**WHAT THE EXERCISE ASKS:**
Go through the listing below and gather every line with the word "байхгүй".

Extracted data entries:
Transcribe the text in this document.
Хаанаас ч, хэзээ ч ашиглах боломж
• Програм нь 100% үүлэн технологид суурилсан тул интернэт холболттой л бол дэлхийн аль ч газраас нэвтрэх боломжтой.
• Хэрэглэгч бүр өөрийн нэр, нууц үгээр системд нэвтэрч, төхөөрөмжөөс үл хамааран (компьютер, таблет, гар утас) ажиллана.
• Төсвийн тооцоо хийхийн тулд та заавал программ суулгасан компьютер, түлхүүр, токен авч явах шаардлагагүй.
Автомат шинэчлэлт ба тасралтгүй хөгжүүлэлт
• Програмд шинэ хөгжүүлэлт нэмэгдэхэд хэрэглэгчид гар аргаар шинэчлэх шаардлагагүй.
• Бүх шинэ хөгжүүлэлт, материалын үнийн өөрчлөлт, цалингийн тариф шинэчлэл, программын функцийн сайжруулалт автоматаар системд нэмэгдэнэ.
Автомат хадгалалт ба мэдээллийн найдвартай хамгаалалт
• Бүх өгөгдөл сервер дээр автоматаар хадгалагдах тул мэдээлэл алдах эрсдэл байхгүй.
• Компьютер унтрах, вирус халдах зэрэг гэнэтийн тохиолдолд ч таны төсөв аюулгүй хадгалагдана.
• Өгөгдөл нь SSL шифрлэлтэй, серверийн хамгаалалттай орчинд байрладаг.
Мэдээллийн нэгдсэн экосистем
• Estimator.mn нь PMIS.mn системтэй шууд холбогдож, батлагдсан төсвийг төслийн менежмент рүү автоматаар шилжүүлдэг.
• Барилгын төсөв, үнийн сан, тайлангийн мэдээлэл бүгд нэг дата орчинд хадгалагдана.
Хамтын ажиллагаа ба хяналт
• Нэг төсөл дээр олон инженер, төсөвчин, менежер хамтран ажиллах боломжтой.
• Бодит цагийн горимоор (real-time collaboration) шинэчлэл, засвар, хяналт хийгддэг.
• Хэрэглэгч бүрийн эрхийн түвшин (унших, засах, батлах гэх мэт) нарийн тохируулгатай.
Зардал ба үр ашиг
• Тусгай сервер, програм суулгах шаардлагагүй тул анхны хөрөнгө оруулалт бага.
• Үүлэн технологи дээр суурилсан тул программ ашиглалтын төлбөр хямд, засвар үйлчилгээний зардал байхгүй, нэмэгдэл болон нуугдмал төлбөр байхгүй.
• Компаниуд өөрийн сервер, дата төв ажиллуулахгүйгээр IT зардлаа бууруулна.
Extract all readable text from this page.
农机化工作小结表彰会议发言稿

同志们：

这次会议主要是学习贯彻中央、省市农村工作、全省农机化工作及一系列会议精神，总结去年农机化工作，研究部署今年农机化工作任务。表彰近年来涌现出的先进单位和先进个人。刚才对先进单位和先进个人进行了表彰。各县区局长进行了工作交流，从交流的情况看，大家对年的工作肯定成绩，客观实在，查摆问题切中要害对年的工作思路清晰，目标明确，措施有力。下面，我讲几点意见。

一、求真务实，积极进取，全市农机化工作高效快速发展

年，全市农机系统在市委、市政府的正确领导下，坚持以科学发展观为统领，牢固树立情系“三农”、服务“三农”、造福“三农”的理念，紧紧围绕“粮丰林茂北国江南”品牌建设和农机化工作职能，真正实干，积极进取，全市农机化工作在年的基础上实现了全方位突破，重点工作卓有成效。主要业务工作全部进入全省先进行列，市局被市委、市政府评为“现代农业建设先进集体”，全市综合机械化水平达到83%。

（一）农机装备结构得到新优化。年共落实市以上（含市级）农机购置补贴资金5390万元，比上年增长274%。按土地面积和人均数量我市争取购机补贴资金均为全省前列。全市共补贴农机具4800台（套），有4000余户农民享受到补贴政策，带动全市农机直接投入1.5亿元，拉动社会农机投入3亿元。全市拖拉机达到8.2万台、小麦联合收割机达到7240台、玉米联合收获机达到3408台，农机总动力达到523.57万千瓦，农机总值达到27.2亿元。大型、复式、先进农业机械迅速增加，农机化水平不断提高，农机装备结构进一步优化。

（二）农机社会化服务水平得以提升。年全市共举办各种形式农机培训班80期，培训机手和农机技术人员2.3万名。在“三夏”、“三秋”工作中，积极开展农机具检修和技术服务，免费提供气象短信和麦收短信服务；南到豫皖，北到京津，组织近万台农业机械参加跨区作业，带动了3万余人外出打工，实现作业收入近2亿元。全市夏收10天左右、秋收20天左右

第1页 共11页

**SOLUTION TO THIS EXERCISE:**
• Бүх өгөгдөл сервер дээр автоматаар хадгалагдах тул мэдээлэл алдах эрсдэл байхгүй.
• Үүлэн технологи дээр суурилсан тул программ ашиглалтын төлбөр хямд, засвар үйлчилгээний зардал байхгүй, нэмэгдэл болон нуугдмал төлбөр байхгүй.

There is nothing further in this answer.